=== Your instructions ===
Scan the material below for the word "etiam", then copy every line in which it appears.

• • • • • • •

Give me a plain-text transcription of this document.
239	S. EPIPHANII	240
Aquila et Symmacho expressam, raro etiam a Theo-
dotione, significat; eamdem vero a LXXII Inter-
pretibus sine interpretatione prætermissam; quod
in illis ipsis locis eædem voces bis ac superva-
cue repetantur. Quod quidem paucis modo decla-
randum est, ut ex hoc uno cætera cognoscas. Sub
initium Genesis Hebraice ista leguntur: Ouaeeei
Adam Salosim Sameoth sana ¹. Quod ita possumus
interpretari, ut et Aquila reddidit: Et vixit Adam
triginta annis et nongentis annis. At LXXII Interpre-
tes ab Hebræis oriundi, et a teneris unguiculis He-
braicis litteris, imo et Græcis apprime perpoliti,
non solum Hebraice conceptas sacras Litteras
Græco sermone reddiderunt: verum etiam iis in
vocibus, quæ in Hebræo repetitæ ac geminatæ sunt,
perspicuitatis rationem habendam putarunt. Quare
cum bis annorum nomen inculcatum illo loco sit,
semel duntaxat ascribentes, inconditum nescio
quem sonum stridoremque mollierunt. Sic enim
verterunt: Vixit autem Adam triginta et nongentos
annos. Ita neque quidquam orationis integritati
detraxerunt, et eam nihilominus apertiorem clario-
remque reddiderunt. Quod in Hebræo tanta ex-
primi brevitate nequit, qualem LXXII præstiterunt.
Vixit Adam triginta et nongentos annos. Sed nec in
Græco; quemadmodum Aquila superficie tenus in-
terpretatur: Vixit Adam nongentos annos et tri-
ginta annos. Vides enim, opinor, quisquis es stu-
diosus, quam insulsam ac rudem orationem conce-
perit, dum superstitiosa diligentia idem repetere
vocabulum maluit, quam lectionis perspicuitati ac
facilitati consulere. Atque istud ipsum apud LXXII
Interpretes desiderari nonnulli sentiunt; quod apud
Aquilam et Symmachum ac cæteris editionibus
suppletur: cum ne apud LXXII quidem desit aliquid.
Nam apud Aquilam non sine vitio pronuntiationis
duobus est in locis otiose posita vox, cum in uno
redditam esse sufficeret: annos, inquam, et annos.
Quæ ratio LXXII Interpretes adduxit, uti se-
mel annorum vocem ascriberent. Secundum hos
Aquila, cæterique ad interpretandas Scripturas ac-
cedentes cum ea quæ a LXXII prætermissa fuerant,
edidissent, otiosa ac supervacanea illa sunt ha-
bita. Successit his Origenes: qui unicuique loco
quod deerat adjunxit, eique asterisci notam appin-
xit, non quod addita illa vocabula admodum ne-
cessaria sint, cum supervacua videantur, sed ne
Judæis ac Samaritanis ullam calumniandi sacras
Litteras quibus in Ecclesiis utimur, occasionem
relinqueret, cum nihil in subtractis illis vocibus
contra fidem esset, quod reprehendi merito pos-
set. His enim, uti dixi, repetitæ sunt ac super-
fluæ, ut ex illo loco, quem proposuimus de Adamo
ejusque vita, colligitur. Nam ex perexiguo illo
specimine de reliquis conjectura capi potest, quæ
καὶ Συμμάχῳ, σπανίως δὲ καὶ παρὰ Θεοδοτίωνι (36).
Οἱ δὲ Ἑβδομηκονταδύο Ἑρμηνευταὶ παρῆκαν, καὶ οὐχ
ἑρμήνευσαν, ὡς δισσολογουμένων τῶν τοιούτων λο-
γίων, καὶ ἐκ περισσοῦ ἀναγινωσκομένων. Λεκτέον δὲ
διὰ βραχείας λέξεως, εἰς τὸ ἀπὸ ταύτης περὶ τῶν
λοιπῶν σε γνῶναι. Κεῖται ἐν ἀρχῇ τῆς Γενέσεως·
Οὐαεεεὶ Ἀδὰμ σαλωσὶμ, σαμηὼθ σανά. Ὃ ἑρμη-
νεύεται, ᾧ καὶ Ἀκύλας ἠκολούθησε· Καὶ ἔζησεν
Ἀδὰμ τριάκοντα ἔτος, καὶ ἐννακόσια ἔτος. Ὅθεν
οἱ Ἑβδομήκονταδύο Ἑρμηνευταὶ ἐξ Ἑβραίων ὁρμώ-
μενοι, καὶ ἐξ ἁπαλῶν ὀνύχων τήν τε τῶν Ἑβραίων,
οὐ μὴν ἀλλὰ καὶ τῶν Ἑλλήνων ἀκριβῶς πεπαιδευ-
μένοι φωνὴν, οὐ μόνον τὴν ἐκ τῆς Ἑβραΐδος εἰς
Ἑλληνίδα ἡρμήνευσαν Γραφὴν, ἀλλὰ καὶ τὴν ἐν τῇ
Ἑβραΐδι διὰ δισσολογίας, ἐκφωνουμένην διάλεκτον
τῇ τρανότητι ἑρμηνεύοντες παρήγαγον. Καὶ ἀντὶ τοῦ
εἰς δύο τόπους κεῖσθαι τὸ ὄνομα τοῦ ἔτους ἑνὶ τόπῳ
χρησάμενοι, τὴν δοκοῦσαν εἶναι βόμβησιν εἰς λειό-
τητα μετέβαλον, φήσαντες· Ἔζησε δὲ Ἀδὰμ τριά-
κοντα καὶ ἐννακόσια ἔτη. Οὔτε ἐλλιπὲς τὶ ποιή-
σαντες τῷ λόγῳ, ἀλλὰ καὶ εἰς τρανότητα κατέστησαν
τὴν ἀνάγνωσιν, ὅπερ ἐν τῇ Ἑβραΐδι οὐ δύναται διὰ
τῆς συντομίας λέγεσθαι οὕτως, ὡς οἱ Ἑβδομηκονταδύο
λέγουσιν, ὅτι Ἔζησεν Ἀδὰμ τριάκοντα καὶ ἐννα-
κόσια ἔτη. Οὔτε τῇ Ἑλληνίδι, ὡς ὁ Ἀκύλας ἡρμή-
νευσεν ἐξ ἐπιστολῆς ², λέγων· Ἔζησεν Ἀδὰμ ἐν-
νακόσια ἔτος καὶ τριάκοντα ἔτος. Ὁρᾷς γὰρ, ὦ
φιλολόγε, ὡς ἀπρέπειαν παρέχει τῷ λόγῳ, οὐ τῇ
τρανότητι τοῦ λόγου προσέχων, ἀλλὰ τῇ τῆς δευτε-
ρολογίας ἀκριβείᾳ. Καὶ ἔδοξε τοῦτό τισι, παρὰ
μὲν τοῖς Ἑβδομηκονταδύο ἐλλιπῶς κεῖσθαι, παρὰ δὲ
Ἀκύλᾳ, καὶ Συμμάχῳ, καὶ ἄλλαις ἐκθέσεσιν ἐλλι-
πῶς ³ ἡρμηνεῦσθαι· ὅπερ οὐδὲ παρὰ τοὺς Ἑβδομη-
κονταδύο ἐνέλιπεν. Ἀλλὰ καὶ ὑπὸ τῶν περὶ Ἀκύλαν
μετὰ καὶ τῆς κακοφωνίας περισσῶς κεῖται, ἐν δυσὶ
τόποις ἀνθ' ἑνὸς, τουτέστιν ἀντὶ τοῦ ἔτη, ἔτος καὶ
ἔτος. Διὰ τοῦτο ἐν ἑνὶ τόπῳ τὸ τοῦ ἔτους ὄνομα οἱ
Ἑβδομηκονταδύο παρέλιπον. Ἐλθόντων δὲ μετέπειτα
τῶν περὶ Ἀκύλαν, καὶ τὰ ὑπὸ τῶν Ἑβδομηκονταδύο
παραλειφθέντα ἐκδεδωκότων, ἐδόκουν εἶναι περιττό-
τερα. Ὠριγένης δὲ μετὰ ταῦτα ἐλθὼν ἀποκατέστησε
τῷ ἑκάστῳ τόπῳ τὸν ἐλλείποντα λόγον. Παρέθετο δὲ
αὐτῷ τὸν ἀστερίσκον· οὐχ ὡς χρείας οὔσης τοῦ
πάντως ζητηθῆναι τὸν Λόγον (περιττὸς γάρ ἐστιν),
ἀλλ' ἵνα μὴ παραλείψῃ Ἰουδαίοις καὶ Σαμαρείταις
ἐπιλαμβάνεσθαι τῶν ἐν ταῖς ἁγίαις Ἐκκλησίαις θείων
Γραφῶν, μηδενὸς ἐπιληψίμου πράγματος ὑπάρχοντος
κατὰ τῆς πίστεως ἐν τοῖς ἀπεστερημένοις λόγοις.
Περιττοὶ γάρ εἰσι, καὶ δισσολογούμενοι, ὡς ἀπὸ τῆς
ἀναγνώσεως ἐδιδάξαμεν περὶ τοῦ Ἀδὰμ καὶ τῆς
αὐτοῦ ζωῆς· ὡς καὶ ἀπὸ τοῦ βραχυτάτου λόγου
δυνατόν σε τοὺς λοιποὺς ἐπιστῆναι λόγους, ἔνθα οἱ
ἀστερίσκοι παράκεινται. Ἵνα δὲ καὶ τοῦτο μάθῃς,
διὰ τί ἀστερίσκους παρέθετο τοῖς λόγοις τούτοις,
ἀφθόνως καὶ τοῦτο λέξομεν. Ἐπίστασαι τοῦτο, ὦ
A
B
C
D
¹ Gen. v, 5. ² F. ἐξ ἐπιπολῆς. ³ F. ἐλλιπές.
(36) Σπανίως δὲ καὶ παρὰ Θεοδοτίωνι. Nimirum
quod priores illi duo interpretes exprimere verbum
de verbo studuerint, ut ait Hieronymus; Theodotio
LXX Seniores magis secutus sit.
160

• • • • • • •

=== Output of the exercise ===
Aquila et Symmacho expressam, raro etiam a Theo-
Græco sermone reddiderunt: verum etiam iis in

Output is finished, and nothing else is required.